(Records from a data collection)

begin

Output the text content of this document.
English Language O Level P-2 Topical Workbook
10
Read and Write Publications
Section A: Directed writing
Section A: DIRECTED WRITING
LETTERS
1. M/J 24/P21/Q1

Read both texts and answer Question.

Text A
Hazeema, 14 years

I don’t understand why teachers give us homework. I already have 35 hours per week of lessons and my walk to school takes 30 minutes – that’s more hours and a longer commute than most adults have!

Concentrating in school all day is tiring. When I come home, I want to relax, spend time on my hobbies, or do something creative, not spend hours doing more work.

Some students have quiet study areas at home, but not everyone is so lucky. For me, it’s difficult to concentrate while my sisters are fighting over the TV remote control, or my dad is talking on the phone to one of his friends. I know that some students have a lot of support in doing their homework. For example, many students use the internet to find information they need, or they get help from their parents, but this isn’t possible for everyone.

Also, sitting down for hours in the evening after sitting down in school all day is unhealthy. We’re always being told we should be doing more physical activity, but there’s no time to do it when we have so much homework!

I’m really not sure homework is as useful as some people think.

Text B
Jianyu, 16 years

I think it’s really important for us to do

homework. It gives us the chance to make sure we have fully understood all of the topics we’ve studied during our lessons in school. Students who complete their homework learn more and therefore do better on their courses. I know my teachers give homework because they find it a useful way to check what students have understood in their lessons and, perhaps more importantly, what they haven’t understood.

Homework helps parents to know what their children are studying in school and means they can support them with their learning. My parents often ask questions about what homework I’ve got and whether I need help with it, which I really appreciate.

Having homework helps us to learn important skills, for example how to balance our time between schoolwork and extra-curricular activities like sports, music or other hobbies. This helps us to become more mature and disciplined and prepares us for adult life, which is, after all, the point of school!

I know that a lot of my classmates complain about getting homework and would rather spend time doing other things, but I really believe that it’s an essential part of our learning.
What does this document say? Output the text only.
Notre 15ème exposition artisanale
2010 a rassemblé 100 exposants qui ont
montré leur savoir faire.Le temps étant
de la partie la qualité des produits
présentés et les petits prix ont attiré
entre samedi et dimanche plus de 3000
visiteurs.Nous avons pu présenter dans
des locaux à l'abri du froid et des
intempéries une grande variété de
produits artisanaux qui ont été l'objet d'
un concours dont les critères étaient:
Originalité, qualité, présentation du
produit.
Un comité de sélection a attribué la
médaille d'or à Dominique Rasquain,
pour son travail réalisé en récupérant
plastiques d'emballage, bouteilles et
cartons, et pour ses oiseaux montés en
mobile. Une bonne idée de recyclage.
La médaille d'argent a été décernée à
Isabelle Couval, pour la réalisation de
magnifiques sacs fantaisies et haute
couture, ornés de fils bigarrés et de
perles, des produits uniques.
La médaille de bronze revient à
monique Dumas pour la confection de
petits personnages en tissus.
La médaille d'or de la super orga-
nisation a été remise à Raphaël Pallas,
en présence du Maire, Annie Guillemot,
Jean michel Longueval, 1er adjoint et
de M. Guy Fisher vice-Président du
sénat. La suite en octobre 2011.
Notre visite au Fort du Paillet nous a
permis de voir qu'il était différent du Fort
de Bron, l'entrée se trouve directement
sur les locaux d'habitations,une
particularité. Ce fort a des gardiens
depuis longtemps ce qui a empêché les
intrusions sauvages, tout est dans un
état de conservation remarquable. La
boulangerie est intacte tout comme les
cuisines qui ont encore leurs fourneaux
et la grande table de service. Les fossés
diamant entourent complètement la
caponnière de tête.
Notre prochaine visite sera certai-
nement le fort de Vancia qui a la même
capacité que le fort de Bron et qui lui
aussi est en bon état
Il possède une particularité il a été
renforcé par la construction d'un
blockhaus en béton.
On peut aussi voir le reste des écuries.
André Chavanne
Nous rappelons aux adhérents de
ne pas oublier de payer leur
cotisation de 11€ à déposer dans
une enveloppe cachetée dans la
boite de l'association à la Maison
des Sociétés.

end

#### TASK REQUIREMENTS:
Reproduce all of the entries word for word.

#### OUTPUT FOR THIS EXERCISE:
Output the text content of this document.
English Language O Level P-2 Topical Workbook
10
Read and Write Publications
Section A: Directed writing
Section A: DIRECTED WRITING
LETTERS
1. M/J 24/P21/Q1

Read both texts and answer Question.

Text A
Hazeema, 14 years

I don’t understand why teachers give us homework. I already have 35 hours per week of lessons and my walk to school takes 30 minutes – that’s more hours and a longer commute than most adults have!

Concentrating in school all day is tiring. When I come home, I want to relax, spend time on my hobbies, or do something creative, not spend hours doing more work.

Some students have quiet study areas at home, but not everyone is so lucky. For me, it’s difficult to concentrate while my sisters are fighting over the TV remote control, or my dad is talking on the phone to one of his friends. I know that some students have a lot of support in doing their homework. For example, many students use the internet to find information they need, or they get help from their parents, but this isn’t possible for everyone.

Also, sitting down for hours in the evening after sitting down in school all day is unhealthy. We’re always being told we should be doing more physical activity, but there’s no time to do it when we have so much homework!

I’m really not sure homework is as useful as some people think.

Text B
Jianyu, 16 years

I think it’s really important for us to do

homework. It gives us the chance to make sure we have fully understood all of the topics we’ve studied during our lessons in school. Students who complete their homework learn more and therefore do better on their courses. I know my teachers give homework because they find it a useful way to check what students have understood in their lessons and, perhaps more importantly, what they haven’t understood.

Homework helps parents to know what their children are studying in school and means they can support them with their learning. My parents often ask questions about what homework I’ve got and whether I need help with it, which I really appreciate.

Having homework helps us to learn important skills, for example how to balance our time between schoolwork and extra-curricular activities like sports, music or other hobbies. This helps us to become more mature and disciplined and prepares us for adult life, which is, after all, the point of school!

I know that a lot of my classmates complain about getting homework and would rather spend time doing other things, but I really believe that it’s an essential part of our learning.
What does this document say? Output the text only.
Notre 15ème exposition artisanale
2010 a rassemblé 100 exposants qui ont
montré leur savoir faire.Le temps étant
de la partie la qualité des produits
présentés et les petits prix ont attiré
entre samedi et dimanche plus de 3000
visiteurs.Nous avons pu présenter dans
des locaux à l'abri du froid et des
intempéries une grande variété de
produits artisanaux qui ont été l'objet d'
un concours dont les critères étaient:
Originalité, qualité, présentation du
produit.
Un comité de sélection a attribué la
médaille d'or à Dominique Rasquain,
pour son travail réalisé en récupérant
plastiques d'emballage, bouteilles et
cartons, et pour ses oiseaux montés en
mobile. Une bonne idée de recyclage.
La médaille d'argent a été décernée à
Isabelle Couval, pour la réalisation de
magnifiques sacs fantaisies et haute
couture, ornés de fils bigarrés et de
perles, des produits uniques.
La médaille de bronze revient à
monique Dumas pour la confection de
petits personnages en tissus.
La médaille d'or de la super orga-
nisation a été remise à Raphaël Pallas,
en présence du Maire, Annie Guillemot,
Jean michel Longueval, 1er adjoint et
de M. Guy Fisher vice-Président du
sénat. La suite en octobre 2011.
Notre visite au Fort du Paillet nous a
permis de voir qu'il était différent du Fort
de Bron, l'entrée se trouve directement
sur les locaux d'habitations,une
particularité. Ce fort a des gardiens
depuis longtemps ce qui a empêché les
intrusions sauvages, tout est dans un
état de conservation remarquable. La
boulangerie est intacte tout comme les
cuisines qui ont encore leurs fourneaux
et la grande table de service. Les fossés
diamant entourent complètement la
caponnière de tête.
Notre prochaine visite sera certai-
nement le fort de Vancia qui a la même
capacité que le fort de Bron et qui lui
aussi est en bon état
Il possède une particularité il a été
renforcé par la construction d'un
blockhaus en béton.
On peut aussi voir le reste des écuries.
André Chavanne
Nous rappelons aux adhérents de
ne pas oublier de payer leur
cotisation de 11€ à déposer dans
une enveloppe cachetée dans la
boite de l'association à la Maison
des Sociétés.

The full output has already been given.